-- Begin DATASET ENTRIES --

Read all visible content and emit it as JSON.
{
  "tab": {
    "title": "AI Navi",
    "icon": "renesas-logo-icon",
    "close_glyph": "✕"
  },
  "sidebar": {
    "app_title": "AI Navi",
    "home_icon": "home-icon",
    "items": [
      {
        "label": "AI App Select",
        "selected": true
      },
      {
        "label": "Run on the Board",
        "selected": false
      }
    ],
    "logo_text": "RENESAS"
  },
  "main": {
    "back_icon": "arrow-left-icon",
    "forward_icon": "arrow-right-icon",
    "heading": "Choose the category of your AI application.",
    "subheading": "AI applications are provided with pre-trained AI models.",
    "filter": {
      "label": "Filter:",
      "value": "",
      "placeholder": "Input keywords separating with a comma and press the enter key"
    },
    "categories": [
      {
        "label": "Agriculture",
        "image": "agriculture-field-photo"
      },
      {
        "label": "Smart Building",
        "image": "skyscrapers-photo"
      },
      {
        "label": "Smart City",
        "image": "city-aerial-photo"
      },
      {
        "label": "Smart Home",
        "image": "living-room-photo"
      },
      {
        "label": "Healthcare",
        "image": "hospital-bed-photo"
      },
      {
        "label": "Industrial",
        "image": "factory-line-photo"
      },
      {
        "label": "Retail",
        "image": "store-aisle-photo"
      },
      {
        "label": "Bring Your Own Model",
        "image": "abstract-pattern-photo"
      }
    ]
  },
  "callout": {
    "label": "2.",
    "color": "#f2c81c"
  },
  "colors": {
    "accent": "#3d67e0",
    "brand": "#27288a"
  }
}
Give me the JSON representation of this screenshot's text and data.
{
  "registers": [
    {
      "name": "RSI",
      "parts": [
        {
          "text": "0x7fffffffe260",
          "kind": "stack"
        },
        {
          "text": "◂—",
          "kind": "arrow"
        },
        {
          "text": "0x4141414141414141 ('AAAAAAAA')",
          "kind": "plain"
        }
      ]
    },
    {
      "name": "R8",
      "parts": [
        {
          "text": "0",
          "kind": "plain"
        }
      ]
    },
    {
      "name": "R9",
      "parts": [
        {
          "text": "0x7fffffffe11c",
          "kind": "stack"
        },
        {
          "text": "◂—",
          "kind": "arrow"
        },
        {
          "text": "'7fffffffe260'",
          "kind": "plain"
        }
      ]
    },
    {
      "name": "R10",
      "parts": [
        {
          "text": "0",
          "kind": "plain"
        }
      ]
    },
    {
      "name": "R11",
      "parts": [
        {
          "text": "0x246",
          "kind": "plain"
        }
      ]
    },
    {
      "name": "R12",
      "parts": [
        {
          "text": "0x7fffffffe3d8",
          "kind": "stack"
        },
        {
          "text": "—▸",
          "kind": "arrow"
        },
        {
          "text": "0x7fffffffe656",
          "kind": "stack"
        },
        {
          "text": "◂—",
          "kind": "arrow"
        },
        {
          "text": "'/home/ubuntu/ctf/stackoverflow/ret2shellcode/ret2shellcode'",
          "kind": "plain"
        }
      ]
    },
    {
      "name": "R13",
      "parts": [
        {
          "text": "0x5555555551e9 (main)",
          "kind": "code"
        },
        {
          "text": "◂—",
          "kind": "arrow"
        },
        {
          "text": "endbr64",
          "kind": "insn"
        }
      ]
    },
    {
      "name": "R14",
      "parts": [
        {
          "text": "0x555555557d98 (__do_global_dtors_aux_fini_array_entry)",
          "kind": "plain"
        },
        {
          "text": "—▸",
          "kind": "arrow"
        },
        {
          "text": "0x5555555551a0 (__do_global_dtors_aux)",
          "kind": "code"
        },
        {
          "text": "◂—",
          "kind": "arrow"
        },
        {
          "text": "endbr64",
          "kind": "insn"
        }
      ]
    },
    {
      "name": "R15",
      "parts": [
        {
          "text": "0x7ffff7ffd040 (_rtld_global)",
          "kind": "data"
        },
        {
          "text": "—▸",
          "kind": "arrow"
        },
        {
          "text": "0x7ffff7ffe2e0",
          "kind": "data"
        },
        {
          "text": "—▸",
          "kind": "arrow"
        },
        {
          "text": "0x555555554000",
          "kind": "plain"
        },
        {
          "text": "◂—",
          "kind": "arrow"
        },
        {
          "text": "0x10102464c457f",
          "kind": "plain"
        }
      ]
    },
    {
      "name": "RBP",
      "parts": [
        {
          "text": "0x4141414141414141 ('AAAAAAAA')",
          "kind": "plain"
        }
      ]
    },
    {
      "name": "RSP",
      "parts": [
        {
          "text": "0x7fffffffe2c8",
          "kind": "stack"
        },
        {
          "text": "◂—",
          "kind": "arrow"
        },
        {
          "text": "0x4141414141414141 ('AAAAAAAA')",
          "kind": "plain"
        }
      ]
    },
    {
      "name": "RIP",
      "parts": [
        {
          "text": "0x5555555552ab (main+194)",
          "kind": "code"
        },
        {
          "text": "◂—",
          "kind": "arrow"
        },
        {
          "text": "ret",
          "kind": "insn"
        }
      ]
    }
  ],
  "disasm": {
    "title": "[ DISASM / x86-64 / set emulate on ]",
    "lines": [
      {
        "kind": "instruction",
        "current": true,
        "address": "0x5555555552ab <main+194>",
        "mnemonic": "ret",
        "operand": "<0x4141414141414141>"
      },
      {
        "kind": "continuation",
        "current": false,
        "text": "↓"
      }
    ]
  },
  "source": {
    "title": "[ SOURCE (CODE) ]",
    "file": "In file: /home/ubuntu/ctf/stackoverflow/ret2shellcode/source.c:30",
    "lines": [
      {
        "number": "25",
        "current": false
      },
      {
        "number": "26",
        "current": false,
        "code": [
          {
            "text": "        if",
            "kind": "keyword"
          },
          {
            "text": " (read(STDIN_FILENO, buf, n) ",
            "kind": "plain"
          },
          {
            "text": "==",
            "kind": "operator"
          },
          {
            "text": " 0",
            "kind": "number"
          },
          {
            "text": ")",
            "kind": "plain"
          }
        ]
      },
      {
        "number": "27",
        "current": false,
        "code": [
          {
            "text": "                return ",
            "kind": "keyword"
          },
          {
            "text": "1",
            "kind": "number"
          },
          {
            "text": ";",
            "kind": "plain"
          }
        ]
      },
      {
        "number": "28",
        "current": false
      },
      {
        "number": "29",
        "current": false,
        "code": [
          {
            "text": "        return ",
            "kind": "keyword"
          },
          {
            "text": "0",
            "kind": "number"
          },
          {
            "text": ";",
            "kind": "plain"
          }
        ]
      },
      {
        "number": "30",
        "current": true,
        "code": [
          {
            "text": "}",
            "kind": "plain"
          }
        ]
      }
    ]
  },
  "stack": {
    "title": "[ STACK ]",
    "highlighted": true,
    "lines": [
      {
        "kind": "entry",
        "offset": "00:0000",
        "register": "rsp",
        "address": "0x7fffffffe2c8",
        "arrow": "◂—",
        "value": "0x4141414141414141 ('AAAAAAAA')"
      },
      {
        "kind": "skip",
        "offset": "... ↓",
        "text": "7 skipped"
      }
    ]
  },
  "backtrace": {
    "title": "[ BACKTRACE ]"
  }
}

-- End DATASET ENTRIES --

Collect, from the material above, every line containing the word "value".

      "value": "",
        "value": "0x4141414141414141 ('AAAAAAAA')"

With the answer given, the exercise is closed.